Nora Gjakova (foto Ap, via LaPresse)

Il Foglio sportivo

Il Kosovo ha trovato nel judo la strada per ripartire

Gianluca Carini

Dalle macerie alle medaglie olimpiche. Così Driton Kuka, il coach della Nazionale, è riuscito a creare una grande e vincente scuola di judo in Kosovo

Quando un mese fa Distria Krasniqi ha vinto la medaglia d’oro di judo al Paris Grand Slam 2023, c’era lui ad aspettarla all’angolo. Lui era lì anche a Tokyo 2020, quando ancora Krasniqi e Nora Gjakova salirono sul gradino più alto del podio. Era suo il petto su cui Majlinda Kelmendi si sciolse in un pianto liberatorio dopo il primo oro olimpico nella storia dello sport kosovaro, a Rio 2016. Driton Kuka c’è sempre nelle vittorie sul tatami del piccolo paese balcanico perché, più che essere il coach della Nazionale, lui è l’uomo che ha creato il judo in Kosovo.

 

“Pejë, la mia città, fu distrutta durante la guerra del Kosovo: 20mila case bruciate, compresa la mia e quella della mia famiglia. Così per un po’ dormii nel dojo (il ‘luogo dove si segue la via’, ossia la palestra delle arti marziali, ndr) che si salvò solo perché dentro non c’era nulla da bruciare”, racconta Kuka, raggiunto nei venti minuti di pausa tra un allenamento e l’altro. Il Kosovo, appena uscito da una delle ultime guerre jugoslave, non aveva molto da offrire e così “prendevo ragazzini dalle strade per avvicinarli al judo. All’inizio era molto duro, a guidarmi c’erano solo la passione e l’investimento della mia famiglia”. Driton Kuka condivide infatti la passione per il judo con i suoi fratelli, uno dei quali, Agron, è l’attuale presidente della federazione kosovara.

> VOCI FORNITE
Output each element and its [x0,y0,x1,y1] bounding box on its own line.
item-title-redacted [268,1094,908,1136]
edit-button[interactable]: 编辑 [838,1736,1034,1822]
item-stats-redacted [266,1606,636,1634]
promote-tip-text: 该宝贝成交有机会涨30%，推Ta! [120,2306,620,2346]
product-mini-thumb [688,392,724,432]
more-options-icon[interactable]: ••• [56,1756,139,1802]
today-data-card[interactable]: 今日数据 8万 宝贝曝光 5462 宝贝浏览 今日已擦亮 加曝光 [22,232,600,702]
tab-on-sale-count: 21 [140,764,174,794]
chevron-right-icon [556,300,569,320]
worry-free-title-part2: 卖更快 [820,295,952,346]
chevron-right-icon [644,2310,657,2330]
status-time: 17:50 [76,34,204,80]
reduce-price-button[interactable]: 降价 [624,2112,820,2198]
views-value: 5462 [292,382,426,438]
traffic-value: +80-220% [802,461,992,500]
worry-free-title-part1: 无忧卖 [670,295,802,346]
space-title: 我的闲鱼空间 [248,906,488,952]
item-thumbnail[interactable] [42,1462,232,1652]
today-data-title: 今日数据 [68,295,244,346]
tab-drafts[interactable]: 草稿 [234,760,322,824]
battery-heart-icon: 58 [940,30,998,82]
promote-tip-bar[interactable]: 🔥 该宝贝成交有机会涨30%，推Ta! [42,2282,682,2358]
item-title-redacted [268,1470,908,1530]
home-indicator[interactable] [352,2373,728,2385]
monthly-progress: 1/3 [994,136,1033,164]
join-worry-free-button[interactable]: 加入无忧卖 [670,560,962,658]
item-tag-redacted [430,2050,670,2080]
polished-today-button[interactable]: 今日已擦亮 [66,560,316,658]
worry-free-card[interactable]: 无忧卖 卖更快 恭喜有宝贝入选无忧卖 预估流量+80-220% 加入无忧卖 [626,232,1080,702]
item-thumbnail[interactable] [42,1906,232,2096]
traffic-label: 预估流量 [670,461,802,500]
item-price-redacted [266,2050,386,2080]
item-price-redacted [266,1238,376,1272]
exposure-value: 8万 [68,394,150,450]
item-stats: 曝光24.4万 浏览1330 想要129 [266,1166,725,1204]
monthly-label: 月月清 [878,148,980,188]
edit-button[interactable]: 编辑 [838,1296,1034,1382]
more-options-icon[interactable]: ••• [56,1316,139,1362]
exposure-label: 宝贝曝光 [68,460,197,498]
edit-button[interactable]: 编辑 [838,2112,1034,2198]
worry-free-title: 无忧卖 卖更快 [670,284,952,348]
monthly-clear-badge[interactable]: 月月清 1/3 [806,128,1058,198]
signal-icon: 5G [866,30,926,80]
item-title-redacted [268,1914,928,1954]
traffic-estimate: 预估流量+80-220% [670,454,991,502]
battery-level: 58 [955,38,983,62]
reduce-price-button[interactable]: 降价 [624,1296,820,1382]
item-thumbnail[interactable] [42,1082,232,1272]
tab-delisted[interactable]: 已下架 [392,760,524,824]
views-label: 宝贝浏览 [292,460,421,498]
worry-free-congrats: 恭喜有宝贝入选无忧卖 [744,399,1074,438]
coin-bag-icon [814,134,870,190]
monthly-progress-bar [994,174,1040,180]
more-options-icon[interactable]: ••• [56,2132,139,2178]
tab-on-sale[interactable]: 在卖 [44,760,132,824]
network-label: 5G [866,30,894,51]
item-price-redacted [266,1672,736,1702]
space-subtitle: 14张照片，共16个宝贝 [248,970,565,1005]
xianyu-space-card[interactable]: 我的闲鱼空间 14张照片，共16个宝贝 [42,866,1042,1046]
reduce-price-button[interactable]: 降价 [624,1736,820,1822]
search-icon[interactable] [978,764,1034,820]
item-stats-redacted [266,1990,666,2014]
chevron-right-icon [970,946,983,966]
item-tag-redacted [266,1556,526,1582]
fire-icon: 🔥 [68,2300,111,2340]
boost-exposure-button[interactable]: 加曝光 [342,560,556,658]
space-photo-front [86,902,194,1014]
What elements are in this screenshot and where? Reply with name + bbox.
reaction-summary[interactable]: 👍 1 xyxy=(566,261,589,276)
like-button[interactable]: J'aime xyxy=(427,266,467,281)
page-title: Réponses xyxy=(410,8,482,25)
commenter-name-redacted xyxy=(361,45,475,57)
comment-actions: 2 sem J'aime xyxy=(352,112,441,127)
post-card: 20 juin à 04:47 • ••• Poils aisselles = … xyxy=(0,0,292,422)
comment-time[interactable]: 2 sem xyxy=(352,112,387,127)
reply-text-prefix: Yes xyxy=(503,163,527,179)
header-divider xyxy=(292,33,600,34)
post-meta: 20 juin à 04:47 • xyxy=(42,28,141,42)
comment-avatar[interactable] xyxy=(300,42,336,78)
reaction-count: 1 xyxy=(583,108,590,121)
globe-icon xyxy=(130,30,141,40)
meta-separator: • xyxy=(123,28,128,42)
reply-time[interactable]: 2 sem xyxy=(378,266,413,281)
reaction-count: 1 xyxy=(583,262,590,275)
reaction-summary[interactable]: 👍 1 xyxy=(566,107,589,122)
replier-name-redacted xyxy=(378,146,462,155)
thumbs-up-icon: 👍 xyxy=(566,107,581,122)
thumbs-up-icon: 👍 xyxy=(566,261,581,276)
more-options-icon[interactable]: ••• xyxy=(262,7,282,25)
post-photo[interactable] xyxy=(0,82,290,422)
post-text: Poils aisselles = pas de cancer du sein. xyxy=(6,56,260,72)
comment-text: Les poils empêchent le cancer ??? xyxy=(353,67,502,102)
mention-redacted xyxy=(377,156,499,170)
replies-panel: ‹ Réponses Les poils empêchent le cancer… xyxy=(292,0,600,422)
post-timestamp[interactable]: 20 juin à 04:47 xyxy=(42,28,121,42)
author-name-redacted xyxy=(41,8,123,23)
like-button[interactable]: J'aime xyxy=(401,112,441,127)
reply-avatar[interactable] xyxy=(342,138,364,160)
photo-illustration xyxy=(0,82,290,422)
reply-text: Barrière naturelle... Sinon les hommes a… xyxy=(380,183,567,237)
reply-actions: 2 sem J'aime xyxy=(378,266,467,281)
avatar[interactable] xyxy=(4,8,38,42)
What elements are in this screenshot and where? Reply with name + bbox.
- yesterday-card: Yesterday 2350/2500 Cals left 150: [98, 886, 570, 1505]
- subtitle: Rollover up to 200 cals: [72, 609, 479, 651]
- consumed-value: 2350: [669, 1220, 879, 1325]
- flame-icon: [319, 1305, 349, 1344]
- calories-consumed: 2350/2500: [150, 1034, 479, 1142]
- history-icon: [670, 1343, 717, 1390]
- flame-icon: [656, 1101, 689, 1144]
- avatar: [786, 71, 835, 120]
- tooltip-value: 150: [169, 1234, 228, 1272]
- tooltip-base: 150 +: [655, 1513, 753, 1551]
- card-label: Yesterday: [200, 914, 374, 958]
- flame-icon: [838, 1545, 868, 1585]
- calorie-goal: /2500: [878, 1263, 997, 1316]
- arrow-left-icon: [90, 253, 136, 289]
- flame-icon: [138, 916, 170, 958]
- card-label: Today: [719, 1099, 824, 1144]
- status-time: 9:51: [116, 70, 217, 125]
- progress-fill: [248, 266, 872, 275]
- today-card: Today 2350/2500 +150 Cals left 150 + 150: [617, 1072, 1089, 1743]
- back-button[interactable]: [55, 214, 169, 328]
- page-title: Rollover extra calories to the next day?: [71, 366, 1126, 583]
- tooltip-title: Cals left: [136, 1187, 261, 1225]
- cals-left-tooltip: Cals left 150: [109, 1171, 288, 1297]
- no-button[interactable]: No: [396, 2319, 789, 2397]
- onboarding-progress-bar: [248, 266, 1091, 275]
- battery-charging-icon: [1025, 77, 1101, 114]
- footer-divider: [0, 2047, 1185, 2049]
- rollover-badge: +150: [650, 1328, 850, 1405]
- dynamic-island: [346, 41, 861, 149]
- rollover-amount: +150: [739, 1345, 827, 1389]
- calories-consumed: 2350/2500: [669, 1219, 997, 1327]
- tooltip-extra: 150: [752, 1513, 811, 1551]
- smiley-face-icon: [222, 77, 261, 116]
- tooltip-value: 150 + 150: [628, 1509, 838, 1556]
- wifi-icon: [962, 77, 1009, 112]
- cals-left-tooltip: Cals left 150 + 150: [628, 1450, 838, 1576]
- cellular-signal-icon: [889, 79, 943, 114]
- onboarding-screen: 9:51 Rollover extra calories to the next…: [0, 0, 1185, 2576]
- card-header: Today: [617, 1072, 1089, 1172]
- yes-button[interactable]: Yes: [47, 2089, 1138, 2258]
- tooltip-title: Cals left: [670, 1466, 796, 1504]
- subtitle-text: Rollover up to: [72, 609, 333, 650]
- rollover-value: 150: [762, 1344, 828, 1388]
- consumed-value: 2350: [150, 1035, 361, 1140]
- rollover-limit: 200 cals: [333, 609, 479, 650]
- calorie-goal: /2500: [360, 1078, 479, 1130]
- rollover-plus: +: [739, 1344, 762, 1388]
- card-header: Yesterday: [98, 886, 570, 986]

> COSA FARE
Nell'articolo sul judo in Kosovo, perché il dojo di Pejë non fu distrutto durante la guerra? Spiegalo in una o due frasi.

> RISPOSTA
Il dojo si salvò soltanto perché al suo interno non c'era nulla da bruciare. Così Kuka, che aveva perso la casa nell'incendio della città, poté dormirci per un po'.